[Collected data]
---
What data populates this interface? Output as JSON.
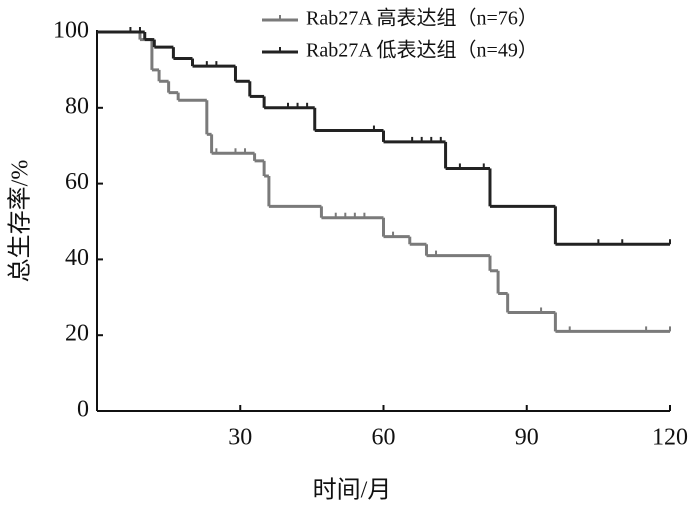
{
  "chart_data": {
    "type": "step",
    "xlabel": "时间/月",
    "ylabel": "总生存率/%",
    "xlim": [
      0,
      120
    ],
    "ylim": [
      0,
      100
    ],
    "xticks": [
      30,
      60,
      90,
      120
    ],
    "yticks": [
      0,
      20,
      40,
      60,
      80,
      100
    ],
    "series": [
      {
        "name": "Rab27A 高表达组（n=76）",
        "color": "#7a7a7a",
        "x": [
          0,
          9,
          11.5,
          13,
          15,
          17,
          23,
          24,
          33,
          35,
          36,
          47,
          60,
          65.5,
          69,
          82.3,
          84,
          86,
          96,
          120
        ],
        "values": [
          100,
          98,
          90,
          87,
          84,
          82,
          73,
          68,
          66,
          62,
          54,
          51,
          46,
          44,
          41,
          37,
          31,
          26,
          21,
          21
        ],
        "censored": [
          25,
          29,
          31,
          50,
          52,
          54,
          56,
          62,
          69,
          71,
          93,
          99,
          115,
          120
        ]
      },
      {
        "name": "Rab27A 低表达组（n=49）",
        "color": "#222222",
        "x": [
          0,
          10,
          12,
          16,
          20,
          29,
          32,
          35,
          45.6,
          60,
          73,
          82.3,
          96,
          120
        ],
        "values": [
          100,
          98,
          96,
          93,
          91,
          87,
          83,
          80,
          74,
          71,
          64,
          54,
          44,
          44
        ],
        "censored": [
          7,
          9,
          23,
          25,
          40,
          42,
          44,
          58,
          66,
          68,
          70,
          72,
          76,
          81,
          105,
          110,
          120
        ]
      }
    ]
  }
}
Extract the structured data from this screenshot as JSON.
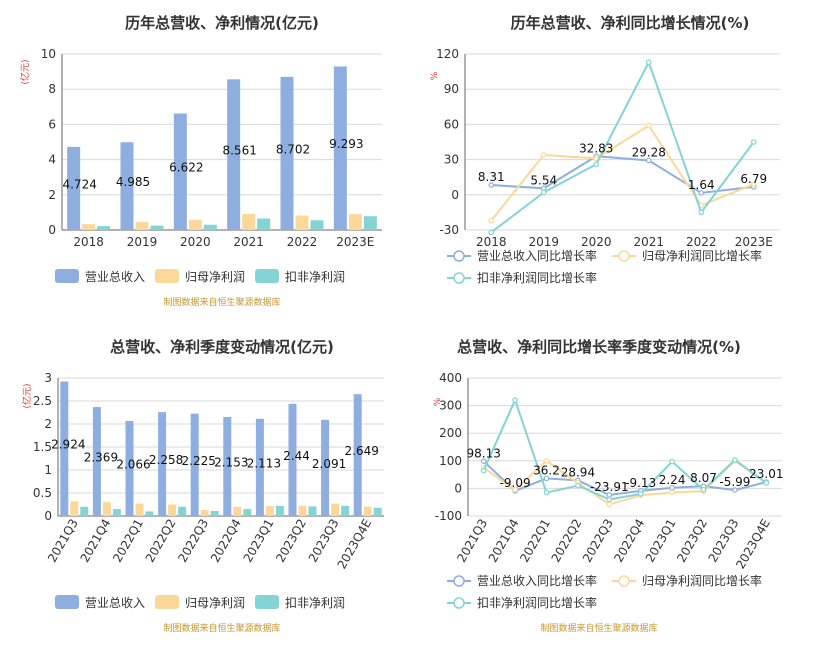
{
  "colors": {
    "revenue": "#8eaedf",
    "net_profit": "#fbd899",
    "deducted_profit": "#84d4d6",
    "unit_red": "#e0322b",
    "source_gold": "#c8952c",
    "title": "#333333",
    "axis_text": "#333333",
    "grid": "#d9d9d9"
  },
  "chart_data": [
    {
      "id": "annual-bar",
      "type": "bar",
      "title": "历年总营收、净利情况(亿元)",
      "ylabel": "(亿元)",
      "source": "制图数据来自恒生聚源数据库",
      "categories": [
        "2018",
        "2019",
        "2020",
        "2021",
        "2022",
        "2023E"
      ],
      "ylim": [
        0,
        10
      ],
      "yticks": [
        "0",
        "2",
        "4",
        "6",
        "8",
        "10"
      ],
      "legend_position": "bottom",
      "series": [
        {
          "name": "营业总收入",
          "values": [
            4.724,
            4.985,
            6.622,
            8.561,
            8.702,
            9.293
          ],
          "labels": [
            "4.724",
            "4.985",
            "6.622",
            "8.561",
            "8.702",
            "9.293"
          ]
        },
        {
          "name": "归母净利润",
          "values": [
            0.33,
            0.45,
            0.58,
            0.92,
            0.82,
            0.9
          ]
        },
        {
          "name": "扣非净利润",
          "values": [
            0.22,
            0.25,
            0.3,
            0.65,
            0.55,
            0.78
          ]
        }
      ]
    },
    {
      "id": "annual-line",
      "type": "line",
      "title": "历年总营收、净利同比增长情况(%)",
      "ylabel": "%",
      "categories": [
        "2018",
        "2019",
        "2020",
        "2021",
        "2022",
        "2023E"
      ],
      "ylim": [
        -30,
        120
      ],
      "yticks": [
        "-30",
        "0",
        "30",
        "60",
        "90",
        "120"
      ],
      "legend_position": "bottom",
      "series": [
        {
          "name": "营业总收入同比增长率",
          "values": [
            8.31,
            5.54,
            32.83,
            29.28,
            1.64,
            6.79
          ],
          "labels": [
            "8.31",
            "5.54",
            "32.83",
            "29.28",
            "1.64",
            "6.79"
          ]
        },
        {
          "name": "归母净利润同比增长率",
          "values": [
            -22,
            34,
            31,
            59,
            -9,
            9
          ]
        },
        {
          "name": "扣非净利润同比增长率",
          "values": [
            -32,
            2,
            26,
            113,
            -15,
            45
          ]
        }
      ]
    },
    {
      "id": "quarter-bar",
      "type": "bar",
      "title": "总营收、净利季度变动情况(亿元)",
      "ylabel": "(亿元)",
      "source": "制图数据来自恒生聚源数据库",
      "categories": [
        "2021Q3",
        "2021Q4",
        "2022Q1",
        "2022Q2",
        "2022Q3",
        "2022Q4",
        "2023Q1",
        "2023Q2",
        "2023Q3",
        "2023Q4E"
      ],
      "ylim": [
        0,
        3
      ],
      "yticks": [
        "0",
        "0.5",
        "1",
        "1.5",
        "2",
        "2.5",
        "3"
      ],
      "legend_position": "bottom",
      "series": [
        {
          "name": "营业总收入",
          "values": [
            2.924,
            2.369,
            2.066,
            2.258,
            2.225,
            2.153,
            2.113,
            2.44,
            2.091,
            2.649
          ],
          "labels": [
            "2.924",
            "2.369",
            "2.066",
            "2.258",
            "2.225",
            "2.153",
            "2.113",
            "2.44",
            "2.091",
            "2.649"
          ]
        },
        {
          "name": "归母净利润",
          "values": [
            0.32,
            0.3,
            0.27,
            0.25,
            0.13,
            0.2,
            0.22,
            0.22,
            0.27,
            0.2
          ]
        },
        {
          "name": "扣非净利润",
          "values": [
            0.2,
            0.15,
            0.1,
            0.2,
            0.11,
            0.15,
            0.22,
            0.21,
            0.22,
            0.18
          ]
        }
      ]
    },
    {
      "id": "quarter-line",
      "type": "line",
      "title": "总营收、净利同比增长率季度变动情况(%)",
      "ylabel": "%",
      "source": "制图数据来自恒生聚源数据库",
      "categories": [
        "2021Q3",
        "2021Q4",
        "2022Q1",
        "2022Q2",
        "2022Q3",
        "2022Q4",
        "2023Q1",
        "2023Q2",
        "2023Q3",
        "2023Q4E"
      ],
      "ylim": [
        -100,
        400
      ],
      "yticks": [
        "-100",
        "0",
        "100",
        "200",
        "300",
        "400"
      ],
      "legend_position": "bottom",
      "series": [
        {
          "name": "营业总收入同比增长率",
          "values": [
            98.13,
            -9.09,
            36.2,
            28.94,
            -23.91,
            -9.13,
            2.24,
            8.07,
            -5.99,
            23.01
          ],
          "labels": [
            "98.13",
            "-9.09",
            "36.2",
            "28.94",
            "-23.91",
            "-9.13",
            "2.24",
            "8.07",
            "-5.99",
            "23.01"
          ]
        },
        {
          "name": "归母净利润同比增长率",
          "values": [
            75,
            -5,
            100,
            20,
            -58,
            -25,
            -15,
            -10,
            100,
            20
          ]
        },
        {
          "name": "扣非净利润同比增长率",
          "values": [
            65,
            320,
            -15,
            10,
            -40,
            -20,
            97,
            -5,
            103,
            20
          ]
        }
      ]
    }
  ]
}
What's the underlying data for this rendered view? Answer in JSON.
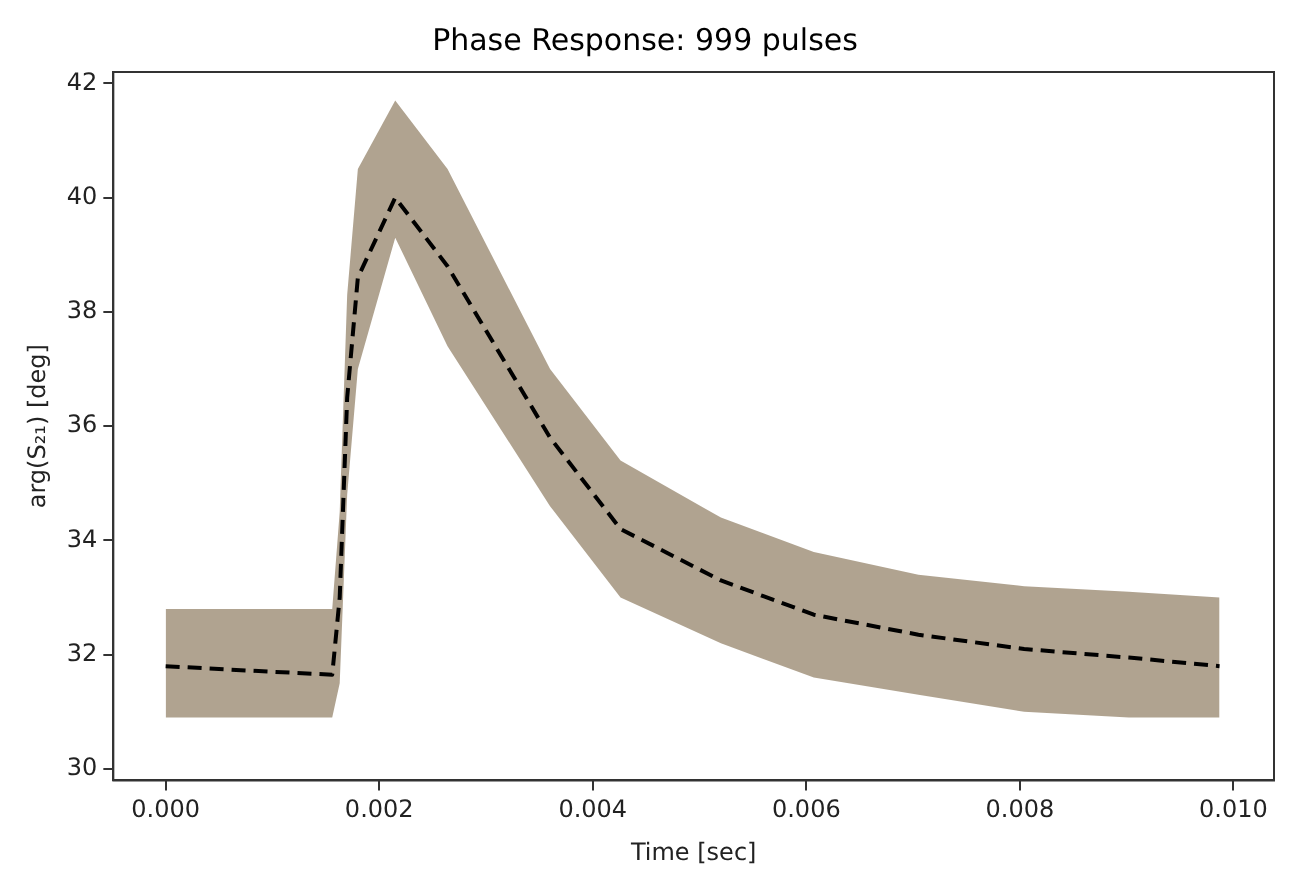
{
  "chart_data": {
    "type": "line",
    "title": "Phase Response: 999 pulses",
    "xlabel": "Time [sec]",
    "ylabel": "arg(S₂₁) [deg]",
    "x": [
      0,
      0.0008,
      0.00156,
      0.00163,
      0.0017,
      0.0018,
      0.00215,
      0.00264,
      0.0036,
      0.00426,
      0.0052,
      0.00607,
      0.00705,
      0.00804,
      0.00902,
      0.00987
    ],
    "series": [
      {
        "color": "#000000",
        "line_style": "dashed",
        "values": [
          31.8,
          31.72,
          31.65,
          33.0,
          36.5,
          38.6,
          40.0,
          38.8,
          35.8,
          34.2,
          33.3,
          32.7,
          32.35,
          32.1,
          31.95,
          31.8
        ],
        "upper": [
          32.8,
          32.8,
          32.8,
          34.5,
          38.3,
          40.5,
          41.7,
          40.5,
          37.0,
          35.4,
          34.4,
          33.8,
          33.4,
          33.2,
          33.1,
          33.0
        ],
        "lower": [
          30.9,
          30.9,
          30.9,
          31.5,
          34.8,
          37.0,
          39.3,
          37.4,
          34.6,
          33.0,
          32.2,
          31.6,
          31.3,
          31.0,
          30.9,
          30.9
        ]
      }
    ],
    "xlim": [
      -0.00049,
      0.01038
    ],
    "ylim": [
      29.8,
      42.2
    ],
    "xticks": [
      {
        "value": 0,
        "label": "0.000"
      },
      {
        "value": 0.002,
        "label": "0.002"
      },
      {
        "value": 0.004,
        "label": "0.004"
      },
      {
        "value": 0.006,
        "label": "0.006"
      },
      {
        "value": 0.008,
        "label": "0.008"
      },
      {
        "value": 0.01,
        "label": "0.010"
      }
    ],
    "yticks": [
      30,
      32,
      34,
      36,
      38,
      40,
      42
    ],
    "grid": false,
    "legend": false,
    "marker": "none"
  }
}
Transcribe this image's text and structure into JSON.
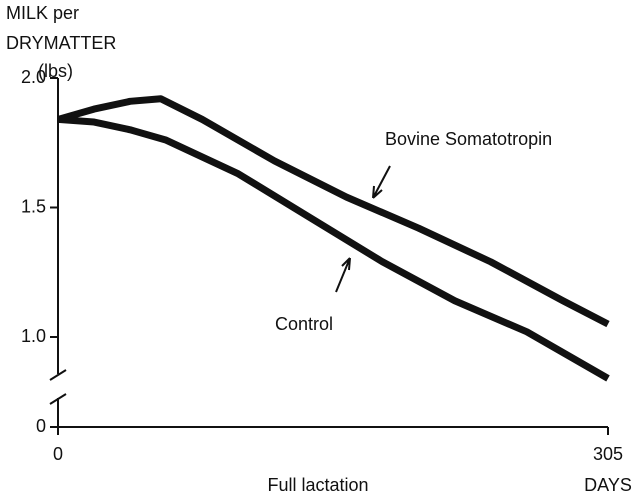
{
  "chart_data": {
    "type": "line",
    "ylabel": [
      "MILK per",
      "DRYMATTER",
      "(lbs)"
    ],
    "xlabel": "Full lactation",
    "xunit": "DAYS",
    "xlim": [
      0,
      305
    ],
    "xticks": [
      0,
      305
    ],
    "ylim": [
      0,
      2
    ],
    "yticks": [
      0,
      {
        "value": 1,
        "label": "1.0"
      },
      {
        "value": 1.5,
        "label": "1.5"
      },
      {
        "value": 2,
        "label": "2.0"
      }
    ],
    "y_broken": true,
    "series": [
      {
        "name": "Bovine Somatotropin",
        "color": "#111111",
        "x": [
          0,
          20,
          40,
          57,
          80,
          120,
          160,
          200,
          240,
          280,
          305
        ],
        "values": [
          1.84,
          1.88,
          1.91,
          1.92,
          1.84,
          1.68,
          1.54,
          1.42,
          1.29,
          1.14,
          1.05
        ]
      },
      {
        "name": "Control",
        "color": "#111111",
        "x": [
          0,
          20,
          40,
          60,
          100,
          140,
          180,
          220,
          260,
          305
        ],
        "values": [
          1.84,
          1.83,
          1.8,
          1.76,
          1.63,
          1.46,
          1.29,
          1.14,
          1.02,
          0.84
        ]
      }
    ]
  }
}
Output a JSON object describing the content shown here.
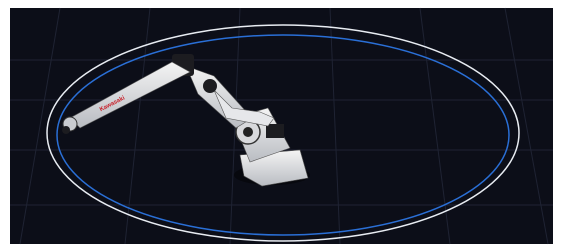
{
  "image": {
    "logo": "Kawasaki"
  }
}
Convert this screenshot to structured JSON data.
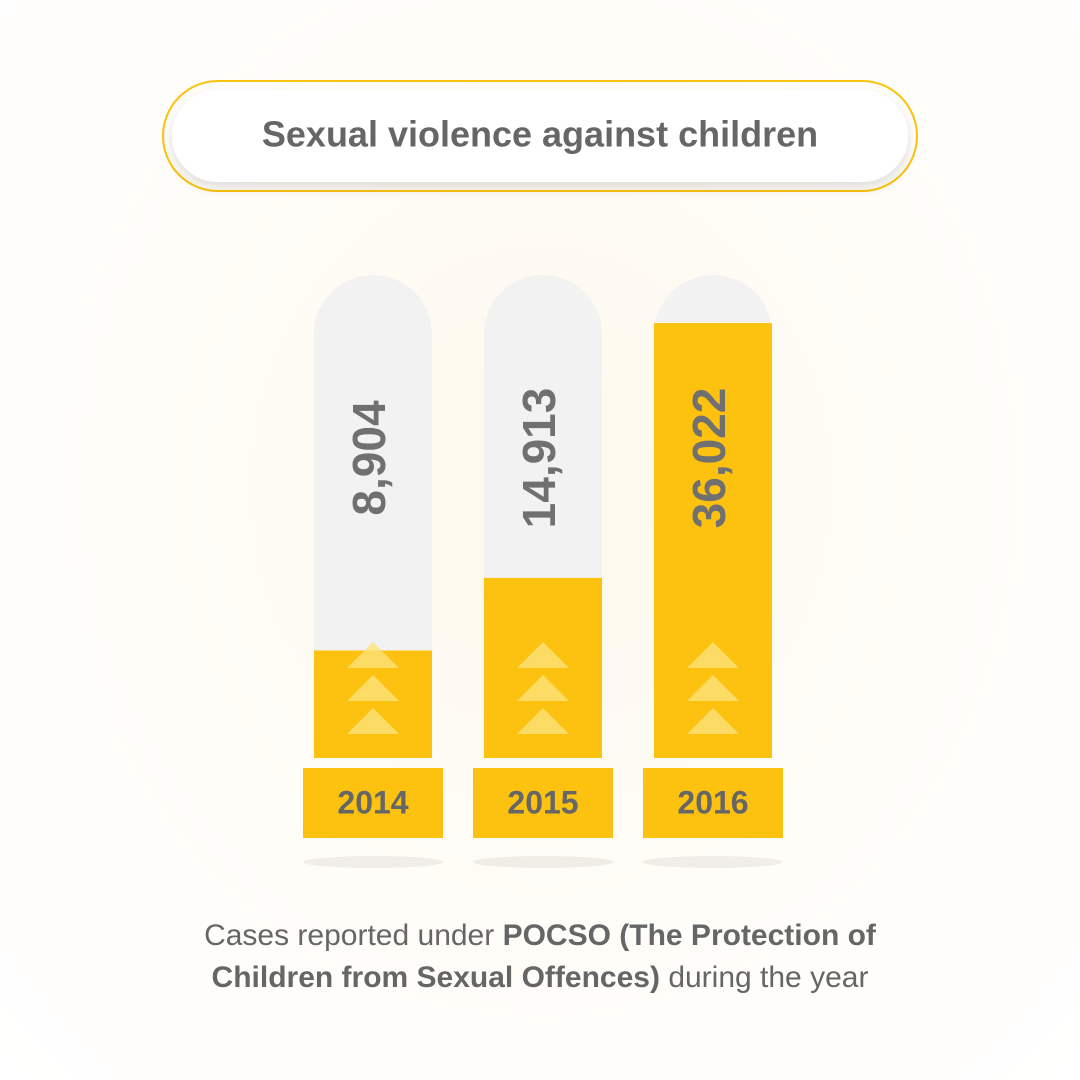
{
  "chart_data": {
    "type": "bar",
    "title": "Sexual violence against children",
    "categories": [
      "2014",
      "2015",
      "2016"
    ],
    "values": [
      8904,
      14913,
      36022
    ],
    "value_labels": [
      "8,904",
      "14,913",
      "36,022"
    ],
    "color": "#fcc20f",
    "ylim": [
      0,
      40000
    ],
    "note": {
      "text_1": "Cases reported under",
      "bold_1": "POCSO (The Protection of",
      "bold_2": "Children from Sexual Offences)",
      "text_2": "during the year"
    }
  }
}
---
§ THE REQUEST: Copy and report every line where the word "ylabel" is present.

§ RESULT OF THIS EXERCISE:
    "ylabel": "总生存率/%",
      "ylabel": "(亿元)",
      "ylabel": "%",
      "ylabel": "(亿元)",
      "ylabel": "%",
    "ylabel": "arg(S₂₁) [deg]",
    "ylabel": [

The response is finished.